START
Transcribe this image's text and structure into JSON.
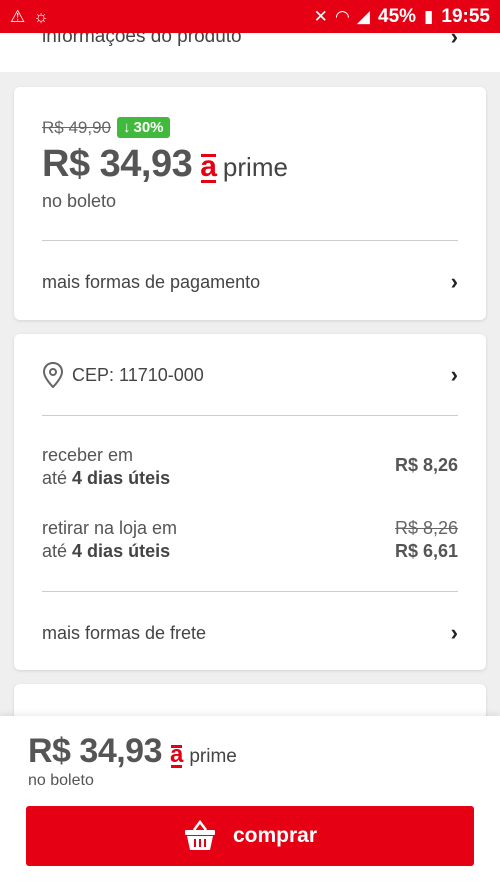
{
  "status_bar": {
    "left_icons": [
      "warning-icon",
      "cast-icon"
    ],
    "battery": "45%",
    "time": "19:55"
  },
  "top_section": {
    "label": "informações do produto"
  },
  "price_card": {
    "old_price": "R$ 49,90",
    "discount": "30%",
    "price": "R$ 34,93",
    "prime_logo": "a",
    "prime_label": "prime",
    "payment_note": "no boleto",
    "more_payment_link": "mais formas de pagamento"
  },
  "shipping_card": {
    "cep_label": "CEP: 11710-000",
    "options": [
      {
        "line1": "receber em",
        "line2_prefix": "até",
        "line2_bold": "4 dias úteis",
        "price": "R$ 8,26",
        "old_price": ""
      },
      {
        "line1": "retirar na loja em",
        "line2_prefix": "até",
        "line2_bold": "4 dias úteis",
        "price": "R$ 6,61",
        "old_price": "R$ 8,26"
      }
    ],
    "more_shipping_link": "mais formas de frete"
  },
  "bottom_bar": {
    "price": "R$ 34,93",
    "prime_logo": "a",
    "prime_label": "prime",
    "payment_note": "no boleto",
    "buy_label": "comprar"
  },
  "colors": {
    "accent": "#e60014",
    "discount_badge": "#40b93c"
  }
}
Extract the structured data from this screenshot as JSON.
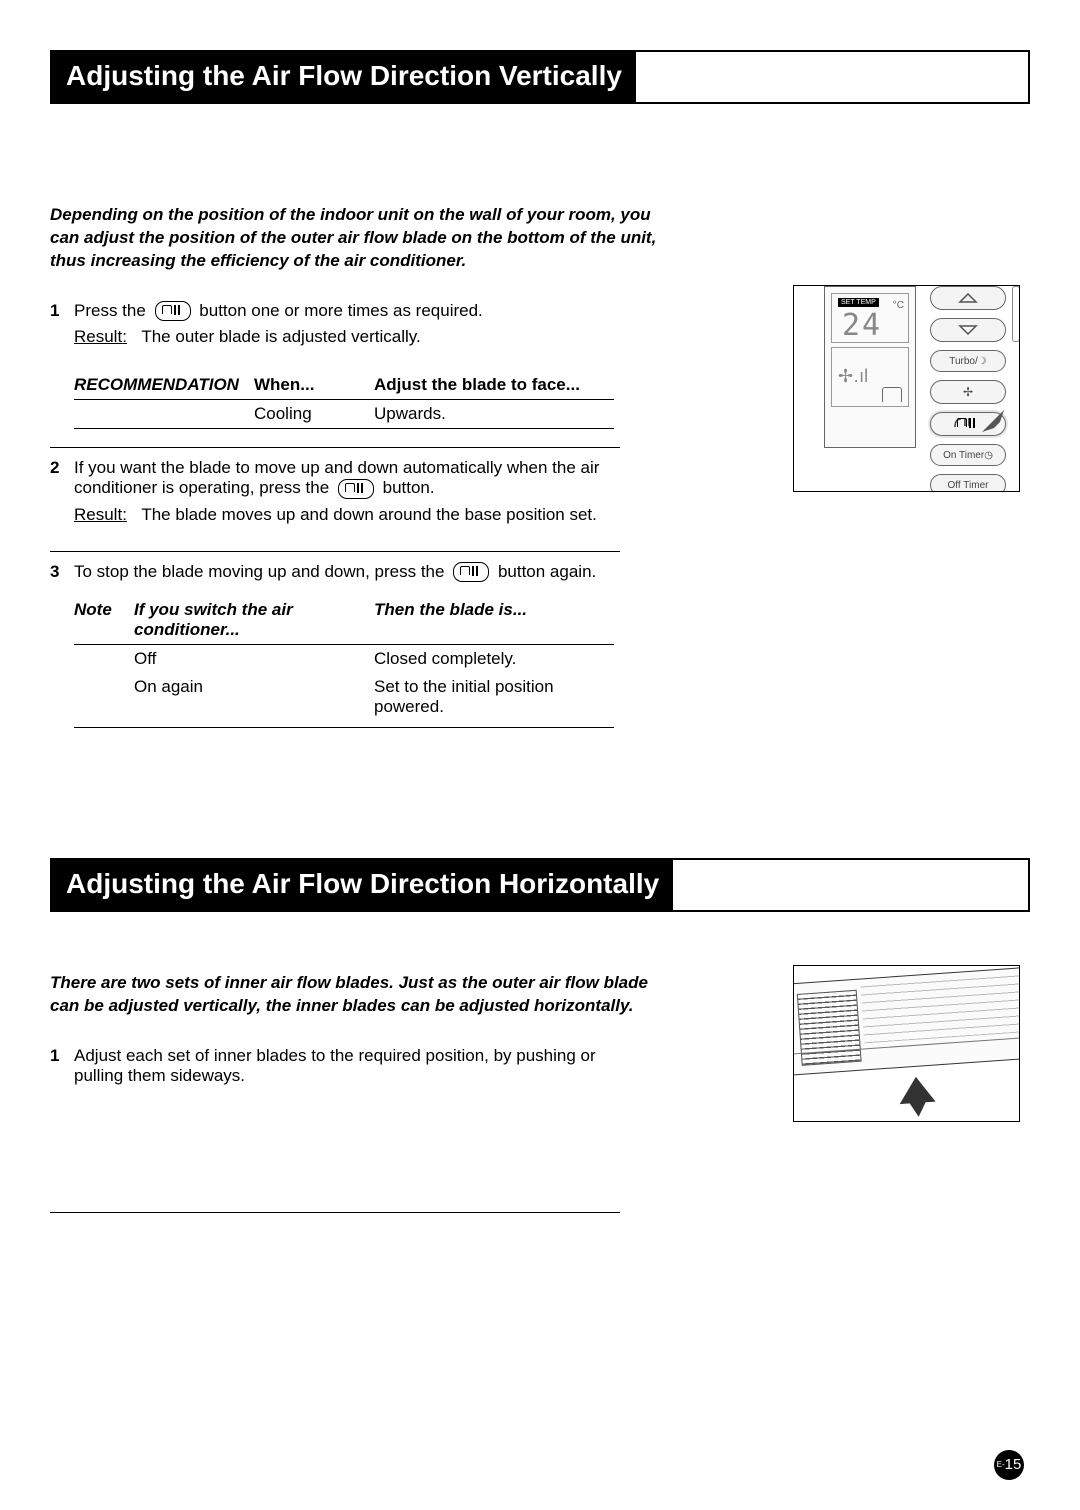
END
STATED EXERCISE » Print the whole listing above once more, word for word, without its pictures.

REPLY TO THE EXERCISE »
Transcribe this image's text and structure into JSON.
{
  "status_bar": {
    "left_icons": [
      "warning-icon",
      "cast-icon"
    ],
    "battery": "45%",
    "time": "19:55"
  },
  "top_section": {
    "label": "informações do produto"
  },
  "price_card": {
    "old_price": "R$ 49,90",
    "discount": "30%",
    "price": "R$ 34,93",
    "prime_logo": "a",
    "prime_label": "prime",
    "payment_note": "no boleto",
    "more_payment_link": "mais formas de pagamento"
  },
  "shipping_card": {
    "cep_label": "CEP: 11710-000",
    "options": [
      {
        "line1": "receber em",
        "line2_prefix": "até",
        "line2_bold": "4 dias úteis",
        "price": "R$ 8,26",
        "old_price": ""
      },
      {
        "line1": "retirar na loja em",
        "line2_prefix": "até",
        "line2_bold": "4 dias úteis",
        "price": "R$ 6,61",
        "old_price": "R$ 8,26"
      }
    ],
    "more_shipping_link": "mais formas de frete"
  },
  "bottom_bar": {
    "price": "R$ 34,93",
    "prime_logo": "a",
    "prime_label": "prime",
    "payment_note": "no boleto",
    "buy_label": "comprar"
  },
  "colors": {
    "accent": "#e60014",
    "discount_badge": "#40b93c"
  }
}
Extract the structured data from this screenshot as JSON.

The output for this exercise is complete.